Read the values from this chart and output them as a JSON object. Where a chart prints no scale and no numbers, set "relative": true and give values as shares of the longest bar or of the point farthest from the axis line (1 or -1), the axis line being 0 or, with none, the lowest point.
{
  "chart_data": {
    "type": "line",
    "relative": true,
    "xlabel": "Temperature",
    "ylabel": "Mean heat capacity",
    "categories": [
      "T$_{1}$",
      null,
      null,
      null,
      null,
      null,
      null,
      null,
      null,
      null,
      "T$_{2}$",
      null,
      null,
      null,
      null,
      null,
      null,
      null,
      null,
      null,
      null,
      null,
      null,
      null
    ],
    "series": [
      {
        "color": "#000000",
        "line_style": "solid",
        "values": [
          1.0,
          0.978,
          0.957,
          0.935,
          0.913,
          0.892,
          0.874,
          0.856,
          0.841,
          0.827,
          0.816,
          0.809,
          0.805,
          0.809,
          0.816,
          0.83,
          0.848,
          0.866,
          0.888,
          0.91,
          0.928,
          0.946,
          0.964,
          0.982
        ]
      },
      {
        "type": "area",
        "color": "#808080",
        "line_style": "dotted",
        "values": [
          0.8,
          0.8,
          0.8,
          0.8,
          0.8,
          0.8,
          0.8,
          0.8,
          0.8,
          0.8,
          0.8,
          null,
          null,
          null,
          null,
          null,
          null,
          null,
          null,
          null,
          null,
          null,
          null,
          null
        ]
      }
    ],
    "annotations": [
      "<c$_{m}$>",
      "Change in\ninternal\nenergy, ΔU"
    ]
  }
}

** What to produce **
Reproduce the full listing exactly.

** Output **
Read the values from this chart and output them as a JSON object. Where a chart prints no scale and no numbers, set "relative": true and give values as shares of the longest bar or of the point farthest from the axis line (1 or -1), the axis line being 0 or, with none, the lowest point.
{
  "chart_data": {
    "type": "line",
    "relative": true,
    "xlabel": "Temperature",
    "ylabel": "Mean heat capacity",
    "categories": [
      "T$_{1}$",
      null,
      null,
      null,
      null,
      null,
      null,
      null,
      null,
      null,
      "T$_{2}$",
      null,
      null,
      null,
      null,
      null,
      null,
      null,
      null,
      null,
      null,
      null,
      null,
      null
    ],
    "series": [
      {
        "color": "#000000",
        "line_style": "solid",
        "values": [
          1.0,
          0.978,
          0.957,
          0.935,
          0.913,
          0.892,
          0.874,
          0.856,
          0.841,
          0.827,
          0.816,
          0.809,
          0.805,
          0.809,
          0.816,
          0.83,
          0.848,
          0.866,
          0.888,
          0.91,
          0.928,
          0.946,
          0.964,
          0.982
        ]
      },
      {
        "type": "area",
        "color": "#808080",
        "line_style": "dotted",
        "values": [
          0.8,
          0.8,
          0.8,
          0.8,
          0.8,
          0.8,
          0.8,
          0.8,
          0.8,
          0.8,
          0.8,
          null,
          null,
          null,
          null,
          null,
          null,
          null,
          null,
          null,
          null,
          null,
          null,
          null
        ]
      }
    ],
    "annotations": [
      "<c$_{m}$>",
      "Change in\ninternal\nenergy, ΔU"
    ]
  }
}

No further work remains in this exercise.